╔══

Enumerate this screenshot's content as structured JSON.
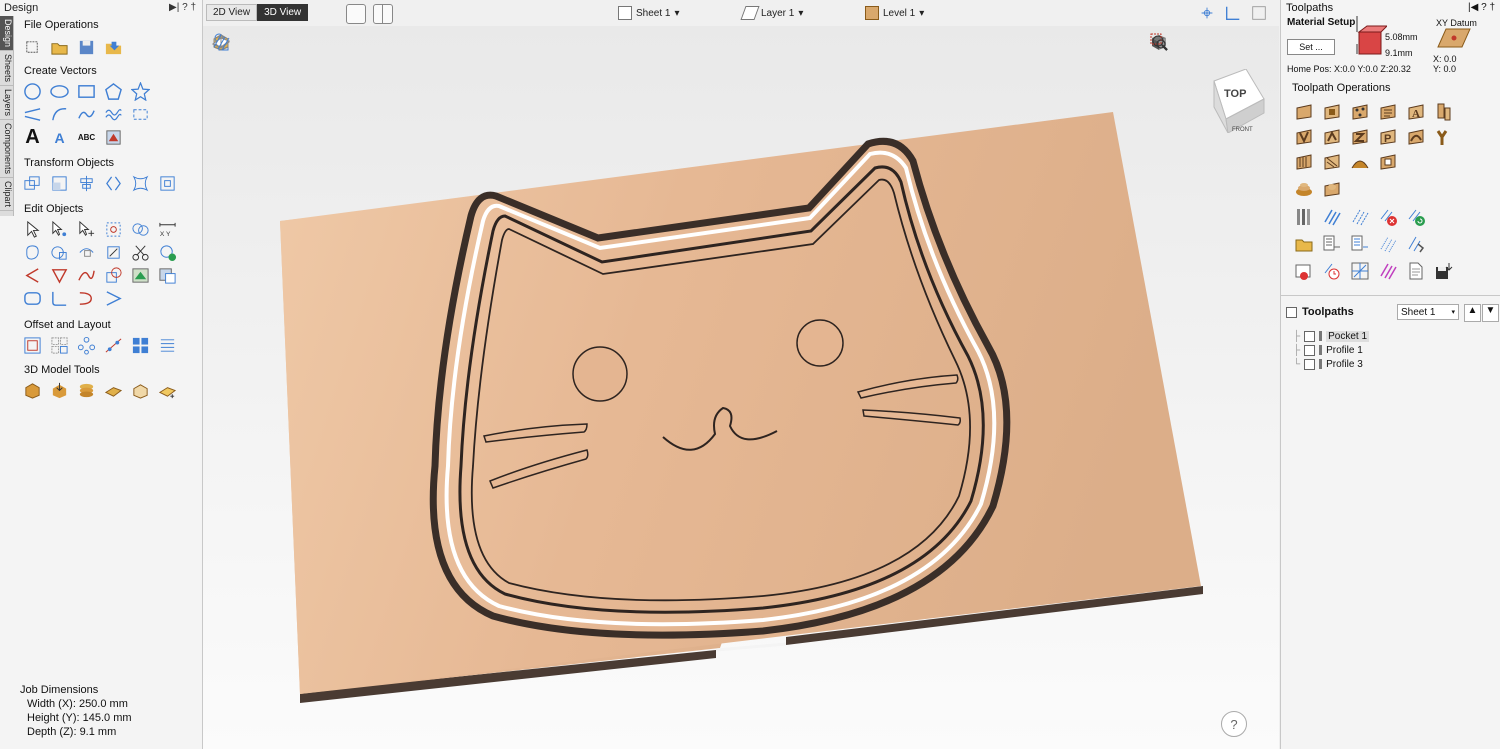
{
  "left_panel": {
    "title": "Design",
    "header_icons": [
      "▶|",
      "?",
      "†"
    ],
    "vertical_tabs": [
      "Design",
      "Sheets",
      "Layers",
      "Components",
      "Clipart"
    ],
    "sections": {
      "file_operations": "File Operations",
      "create_vectors": "Create Vectors",
      "transform_objects": "Transform Objects",
      "edit_objects": "Edit Objects",
      "offset_layout": "Offset and Layout",
      "model_tools": "3D Model Tools"
    },
    "create_vectors_text_glyphs": [
      "A",
      "A",
      "ABC"
    ],
    "edit_xy_label": "X Y",
    "job_dimensions": {
      "title": "Job Dimensions",
      "width": "Width  (X): 250.0 mm",
      "height": "Height (Y): 145.0 mm",
      "depth": "Depth  (Z): 9.1 mm"
    }
  },
  "top_bar": {
    "tab_2d": "2D View",
    "tab_3d": "3D View",
    "sheet": "Sheet 1",
    "layer": "Layer 1",
    "level": "Level 1"
  },
  "viewport": {
    "cube_top": "TOP",
    "cube_front": "FRONT",
    "help": "?"
  },
  "right_panel": {
    "title": "Toolpaths",
    "header_icons": [
      "|◀",
      "?",
      "†"
    ],
    "material_setup": "Material Setup",
    "set_button": "Set ...",
    "z_top": "5.08mm",
    "z_bottom": "9.1mm",
    "xy_datum": "XY Datum",
    "home_pos": "Home Pos:  X:0.0 Y:0.0 Z:20.32",
    "x_val": "X: 0.0",
    "y_val": "Y: 0.0",
    "operations_title": "Toolpath Operations",
    "toolpaths_label": "Toolpaths",
    "sheet_select": "Sheet 1",
    "toolpaths": [
      "Pocket 1",
      "Profile 1",
      "Profile 3"
    ]
  },
  "colors": {
    "wood": "#e6b894",
    "wood_edge": "#4a3b33",
    "accent": "#3f7fd4"
  }
}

╚══

Make an exact copy of all entries above, dropping the images.

Enumerate this screenshot's content as structured JSON.
{
  "left_panel": {
    "title": "Design",
    "header_icons": [
      "▶|",
      "?",
      "†"
    ],
    "vertical_tabs": [
      "Design",
      "Sheets",
      "Layers",
      "Components",
      "Clipart"
    ],
    "sections": {
      "file_operations": "File Operations",
      "create_vectors": "Create Vectors",
      "transform_objects": "Transform Objects",
      "edit_objects": "Edit Objects",
      "offset_layout": "Offset and Layout",
      "model_tools": "3D Model Tools"
    },
    "create_vectors_text_glyphs": [
      "A",
      "A",
      "ABC"
    ],
    "edit_xy_label": "X Y",
    "job_dimensions": {
      "title": "Job Dimensions",
      "width": "Width  (X): 250.0 mm",
      "height": "Height (Y): 145.0 mm",
      "depth": "Depth  (Z): 9.1 mm"
    }
  },
  "top_bar": {
    "tab_2d": "2D View",
    "tab_3d": "3D View",
    "sheet": "Sheet 1",
    "layer": "Layer 1",
    "level": "Level 1"
  },
  "viewport": {
    "cube_top": "TOP",
    "cube_front": "FRONT",
    "help": "?"
  },
  "right_panel": {
    "title": "Toolpaths",
    "header_icons": [
      "|◀",
      "?",
      "†"
    ],
    "material_setup": "Material Setup",
    "set_button": "Set ...",
    "z_top": "5.08mm",
    "z_bottom": "9.1mm",
    "xy_datum": "XY Datum",
    "home_pos": "Home Pos:  X:0.0 Y:0.0 Z:20.32",
    "x_val": "X: 0.0",
    "y_val": "Y: 0.0",
    "operations_title": "Toolpath Operations",
    "toolpaths_label": "Toolpaths",
    "sheet_select": "Sheet 1",
    "toolpaths": [
      "Pocket 1",
      "Profile 1",
      "Profile 3"
    ]
  },
  "colors": {
    "wood": "#e6b894",
    "wood_edge": "#4a3b33",
    "accent": "#3f7fd4"
  }
}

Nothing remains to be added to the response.